* Start *

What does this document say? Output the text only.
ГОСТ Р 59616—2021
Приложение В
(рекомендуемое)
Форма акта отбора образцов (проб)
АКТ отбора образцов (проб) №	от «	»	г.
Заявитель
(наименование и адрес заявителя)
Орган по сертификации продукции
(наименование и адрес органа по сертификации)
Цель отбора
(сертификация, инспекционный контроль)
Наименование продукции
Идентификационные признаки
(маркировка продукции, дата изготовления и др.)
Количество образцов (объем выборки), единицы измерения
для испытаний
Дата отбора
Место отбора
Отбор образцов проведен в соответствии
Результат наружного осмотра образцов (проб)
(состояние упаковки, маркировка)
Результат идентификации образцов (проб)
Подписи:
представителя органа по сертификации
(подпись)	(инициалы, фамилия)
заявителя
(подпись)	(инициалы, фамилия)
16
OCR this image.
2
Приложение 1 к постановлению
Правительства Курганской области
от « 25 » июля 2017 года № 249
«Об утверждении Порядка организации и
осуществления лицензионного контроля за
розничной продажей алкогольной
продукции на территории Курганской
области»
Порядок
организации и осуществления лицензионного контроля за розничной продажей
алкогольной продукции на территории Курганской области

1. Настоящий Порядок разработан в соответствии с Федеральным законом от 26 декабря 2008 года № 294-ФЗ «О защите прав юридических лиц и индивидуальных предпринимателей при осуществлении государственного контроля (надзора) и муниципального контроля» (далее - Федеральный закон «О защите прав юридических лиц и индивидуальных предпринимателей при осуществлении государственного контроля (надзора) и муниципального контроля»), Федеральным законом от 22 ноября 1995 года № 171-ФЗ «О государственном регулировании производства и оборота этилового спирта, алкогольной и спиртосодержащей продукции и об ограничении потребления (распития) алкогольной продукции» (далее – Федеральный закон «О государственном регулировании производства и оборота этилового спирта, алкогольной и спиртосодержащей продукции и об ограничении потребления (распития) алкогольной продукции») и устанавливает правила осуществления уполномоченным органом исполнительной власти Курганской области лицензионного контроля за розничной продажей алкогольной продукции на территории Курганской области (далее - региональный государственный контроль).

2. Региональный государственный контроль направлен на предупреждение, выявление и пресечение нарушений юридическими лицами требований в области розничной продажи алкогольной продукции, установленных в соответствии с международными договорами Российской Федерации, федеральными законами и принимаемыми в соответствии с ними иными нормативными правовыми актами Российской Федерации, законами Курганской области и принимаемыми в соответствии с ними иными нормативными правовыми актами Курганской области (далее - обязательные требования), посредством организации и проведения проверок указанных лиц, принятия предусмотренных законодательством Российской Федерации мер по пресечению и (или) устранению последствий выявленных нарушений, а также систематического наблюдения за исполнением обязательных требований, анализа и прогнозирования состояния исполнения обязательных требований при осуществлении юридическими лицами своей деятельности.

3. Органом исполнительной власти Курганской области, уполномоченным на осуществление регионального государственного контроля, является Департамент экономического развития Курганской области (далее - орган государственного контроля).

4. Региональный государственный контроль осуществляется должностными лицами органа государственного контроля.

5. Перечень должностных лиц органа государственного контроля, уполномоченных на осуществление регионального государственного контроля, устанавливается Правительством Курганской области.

* End *

PROBLEM TO WORK ON |
Produce an exact copy of every entry above.

EXERCISE RESULT |
What does this document say? Output the text only.
ГОСТ Р 59616—2021
Приложение В
(рекомендуемое)
Форма акта отбора образцов (проб)
АКТ отбора образцов (проб) №	от «	»	г.
Заявитель
(наименование и адрес заявителя)
Орган по сертификации продукции
(наименование и адрес органа по сертификации)
Цель отбора
(сертификация, инспекционный контроль)
Наименование продукции
Идентификационные признаки
(маркировка продукции, дата изготовления и др.)
Количество образцов (объем выборки), единицы измерения
для испытаний
Дата отбора
Место отбора
Отбор образцов проведен в соответствии
Результат наружного осмотра образцов (проб)
(состояние упаковки, маркировка)
Результат идентификации образцов (проб)
Подписи:
представителя органа по сертификации
(подпись)	(инициалы, фамилия)
заявителя
(подпись)	(инициалы, фамилия)
16
OCR this image.
2
Приложение 1 к постановлению
Правительства Курганской области
от « 25 » июля 2017 года № 249
«Об утверждении Порядка организации и
осуществления лицензионного контроля за
розничной продажей алкогольной
продукции на территории Курганской
области»
Порядок
организации и осуществления лицензионного контроля за розничной продажей
алкогольной продукции на территории Курганской области

1. Настоящий Порядок разработан в соответствии с Федеральным законом от 26 декабря 2008 года № 294-ФЗ «О защите прав юридических лиц и индивидуальных предпринимателей при осуществлении государственного контроля (надзора) и муниципального контроля» (далее - Федеральный закон «О защите прав юридических лиц и индивидуальных предпринимателей при осуществлении государственного контроля (надзора) и муниципального контроля»), Федеральным законом от 22 ноября 1995 года № 171-ФЗ «О государственном регулировании производства и оборота этилового спирта, алкогольной и спиртосодержащей продукции и об ограничении потребления (распития) алкогольной продукции» (далее – Федеральный закон «О государственном регулировании производства и оборота этилового спирта, алкогольной и спиртосодержащей продукции и об ограничении потребления (распития) алкогольной продукции») и устанавливает правила осуществления уполномоченным органом исполнительной власти Курганской области лицензионного контроля за розничной продажей алкогольной продукции на территории Курганской области (далее - региональный государственный контроль).

2. Региональный государственный контроль направлен на предупреждение, выявление и пресечение нарушений юридическими лицами требований в области розничной продажи алкогольной продукции, установленных в соответствии с международными договорами Российской Федерации, федеральными законами и принимаемыми в соответствии с ними иными нормативными правовыми актами Российской Федерации, законами Курганской области и принимаемыми в соответствии с ними иными нормативными правовыми актами Курганской области (далее - обязательные требования), посредством организации и проведения проверок указанных лиц, принятия предусмотренных законодательством Российской Федерации мер по пресечению и (или) устранению последствий выявленных нарушений, а также систематического наблюдения за исполнением обязательных требований, анализа и прогнозирования состояния исполнения обязательных требований при осуществлении юридическими лицами своей деятельности.

3. Органом исполнительной власти Курганской области, уполномоченным на осуществление регионального государственного контроля, является Департамент экономического развития Курганской области (далее - орган государственного контроля).

4. Региональный государственный контроль осуществляется должностными лицами органа государственного контроля.

5. Перечень должностных лиц органа государственного контроля, уполномоченных на осуществление регионального государственного контроля, устанавливается Правительством Курганской области.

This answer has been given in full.